Prompt:
Output each line of the material exactly as it stands.

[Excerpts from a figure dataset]

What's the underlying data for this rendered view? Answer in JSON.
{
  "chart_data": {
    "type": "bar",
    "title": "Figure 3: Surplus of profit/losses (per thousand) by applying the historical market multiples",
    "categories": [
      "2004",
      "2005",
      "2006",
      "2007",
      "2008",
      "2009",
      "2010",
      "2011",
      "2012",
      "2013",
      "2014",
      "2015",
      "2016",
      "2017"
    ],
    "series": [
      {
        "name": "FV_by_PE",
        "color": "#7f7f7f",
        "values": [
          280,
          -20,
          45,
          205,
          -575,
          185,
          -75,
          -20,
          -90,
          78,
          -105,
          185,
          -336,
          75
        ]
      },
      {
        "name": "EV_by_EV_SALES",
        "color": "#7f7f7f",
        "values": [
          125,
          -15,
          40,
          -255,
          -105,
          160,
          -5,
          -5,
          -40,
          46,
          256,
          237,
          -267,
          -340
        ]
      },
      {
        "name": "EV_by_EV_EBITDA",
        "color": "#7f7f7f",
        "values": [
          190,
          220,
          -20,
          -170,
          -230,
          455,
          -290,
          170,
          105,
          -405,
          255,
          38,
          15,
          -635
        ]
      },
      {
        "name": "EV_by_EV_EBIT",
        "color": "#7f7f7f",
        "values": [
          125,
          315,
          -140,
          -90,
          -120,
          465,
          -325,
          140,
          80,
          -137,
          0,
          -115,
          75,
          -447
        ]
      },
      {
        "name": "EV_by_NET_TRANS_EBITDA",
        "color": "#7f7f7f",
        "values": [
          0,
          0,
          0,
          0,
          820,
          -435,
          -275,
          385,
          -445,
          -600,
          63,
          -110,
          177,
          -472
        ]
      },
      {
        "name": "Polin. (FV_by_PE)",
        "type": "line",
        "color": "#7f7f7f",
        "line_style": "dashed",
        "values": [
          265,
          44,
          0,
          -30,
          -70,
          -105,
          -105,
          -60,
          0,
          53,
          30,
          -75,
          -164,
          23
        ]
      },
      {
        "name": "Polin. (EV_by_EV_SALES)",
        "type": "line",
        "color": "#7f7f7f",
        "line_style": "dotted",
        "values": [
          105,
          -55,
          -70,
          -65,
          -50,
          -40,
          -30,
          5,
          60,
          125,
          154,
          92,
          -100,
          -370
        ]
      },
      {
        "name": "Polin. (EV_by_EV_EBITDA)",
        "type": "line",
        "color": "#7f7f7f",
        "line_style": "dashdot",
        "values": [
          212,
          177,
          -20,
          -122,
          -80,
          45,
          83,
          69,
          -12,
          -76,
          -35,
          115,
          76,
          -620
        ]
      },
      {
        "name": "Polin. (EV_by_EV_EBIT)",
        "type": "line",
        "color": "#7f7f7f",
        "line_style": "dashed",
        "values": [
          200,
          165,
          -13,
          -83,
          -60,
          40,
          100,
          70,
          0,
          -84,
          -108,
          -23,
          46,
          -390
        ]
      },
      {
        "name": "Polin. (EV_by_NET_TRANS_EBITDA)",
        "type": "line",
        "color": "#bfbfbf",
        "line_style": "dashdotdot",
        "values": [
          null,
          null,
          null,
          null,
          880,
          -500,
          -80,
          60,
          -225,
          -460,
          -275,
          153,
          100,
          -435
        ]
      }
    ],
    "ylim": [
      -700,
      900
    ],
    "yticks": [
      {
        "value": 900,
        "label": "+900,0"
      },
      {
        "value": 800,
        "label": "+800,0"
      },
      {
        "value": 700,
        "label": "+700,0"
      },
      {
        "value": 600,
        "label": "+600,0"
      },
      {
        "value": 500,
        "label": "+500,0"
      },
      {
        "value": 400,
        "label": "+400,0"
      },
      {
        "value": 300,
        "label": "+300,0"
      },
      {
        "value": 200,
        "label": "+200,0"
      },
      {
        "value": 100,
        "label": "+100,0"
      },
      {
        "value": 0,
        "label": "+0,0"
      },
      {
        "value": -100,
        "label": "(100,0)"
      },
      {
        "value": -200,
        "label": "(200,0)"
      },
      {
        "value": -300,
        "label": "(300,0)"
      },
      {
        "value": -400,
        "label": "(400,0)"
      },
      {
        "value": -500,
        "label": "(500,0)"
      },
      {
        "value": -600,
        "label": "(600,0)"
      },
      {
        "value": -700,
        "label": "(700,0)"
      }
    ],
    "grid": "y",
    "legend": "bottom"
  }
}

Solution to the problem:
What's the underlying data for this rendered view? Answer in JSON.
{
  "chart_data": {
    "type": "bar",
    "title": "Figure 3: Surplus of profit/losses (per thousand) by applying the historical market multiples",
    "categories": [
      "2004",
      "2005",
      "2006",
      "2007",
      "2008",
      "2009",
      "2010",
      "2011",
      "2012",
      "2013",
      "2014",
      "2015",
      "2016",
      "2017"
    ],
    "series": [
      {
        "name": "FV_by_PE",
        "color": "#7f7f7f",
        "values": [
          280,
          -20,
          45,
          205,
          -575,
          185,
          -75,
          -20,
          -90,
          78,
          -105,
          185,
          -336,
          75
        ]
      },
      {
        "name": "EV_by_EV_SALES",
        "color": "#7f7f7f",
        "values": [
          125,
          -15,
          40,
          -255,
          -105,
          160,
          -5,
          -5,
          -40,
          46,
          256,
          237,
          -267,
          -340
        ]
      },
      {
        "name": "EV_by_EV_EBITDA",
        "color": "#7f7f7f",
        "values": [
          190,
          220,
          -20,
          -170,
          -230,
          455,
          -290,
          170,
          105,
          -405,
          255,
          38,
          15,
          -635
        ]
      },
      {
        "name": "EV_by_EV_EBIT",
        "color": "#7f7f7f",
        "values": [
          125,
          315,
          -140,
          -90,
          -120,
          465,
          -325,
          140,
          80,
          -137,
          0,
          -115,
          75,
          -447
        ]
      },
      {
        "name": "EV_by_NET_TRANS_EBITDA",
        "color": "#7f7f7f",
        "values": [
          0,
          0,
          0,
          0,
          820,
          -435,
          -275,
          385,
          -445,
          -600,
          63,
          -110,
          177,
          -472
        ]
      },
      {
        "name": "Polin. (FV_by_PE)",
        "type": "line",
        "color": "#7f7f7f",
        "line_style": "dashed",
        "values": [
          265,
          44,
          0,
          -30,
          -70,
          -105,
          -105,
          -60,
          0,
          53,
          30,
          -75,
          -164,
          23
        ]
      },
      {
        "name": "Polin. (EV_by_EV_SALES)",
        "type": "line",
        "color": "#7f7f7f",
        "line_style": "dotted",
        "values": [
          105,
          -55,
          -70,
          -65,
          -50,
          -40,
          -30,
          5,
          60,
          125,
          154,
          92,
          -100,
          -370
        ]
      },
      {
        "name": "Polin. (EV_by_EV_EBITDA)",
        "type": "line",
        "color": "#7f7f7f",
        "line_style": "dashdot",
        "values": [
          212,
          177,
          -20,
          -122,
          -80,
          45,
          83,
          69,
          -12,
          -76,
          -35,
          115,
          76,
          -620
        ]
      },
      {
        "name": "Polin. (EV_by_EV_EBIT)",
        "type": "line",
        "color": "#7f7f7f",
        "line_style": "dashed",
        "values": [
          200,
          165,
          -13,
          -83,
          -60,
          40,
          100,
          70,
          0,
          -84,
          -108,
          -23,
          46,
          -390
        ]
      },
      {
        "name": "Polin. (EV_by_NET_TRANS_EBITDA)",
        "type": "line",
        "color": "#bfbfbf",
        "line_style": "dashdotdot",
        "values": [
          null,
          null,
          null,
          null,
          880,
          -500,
          -80,
          60,
          -225,
          -460,
          -275,
          153,
          100,
          -435
        ]
      }
    ],
    "ylim": [
      -700,
      900
    ],
    "yticks": [
      {
        "value": 900,
        "label": "+900,0"
      },
      {
        "value": 800,
        "label": "+800,0"
      },
      {
        "value": 700,
        "label": "+700,0"
      },
      {
        "value": 600,
        "label": "+600,0"
      },
      {
        "value": 500,
        "label": "+500,0"
      },
      {
        "value": 400,
        "label": "+400,0"
      },
      {
        "value": 300,
        "label": "+300,0"
      },
      {
        "value": 200,
        "label": "+200,0"
      },
      {
        "value": 100,
        "label": "+100,0"
      },
      {
        "value": 0,
        "label": "+0,0"
      },
      {
        "value": -100,
        "label": "(100,0)"
      },
      {
        "value": -200,
        "label": "(200,0)"
      },
      {
        "value": -300,
        "label": "(300,0)"
      },
      {
        "value": -400,
        "label": "(400,0)"
      },
      {
        "value": -500,
        "label": "(500,0)"
      },
      {
        "value": -600,
        "label": "(600,0)"
      },
      {
        "value": -700,
        "label": "(700,0)"
      }
    ],
    "grid": "y",
    "legend": "bottom"
  }
}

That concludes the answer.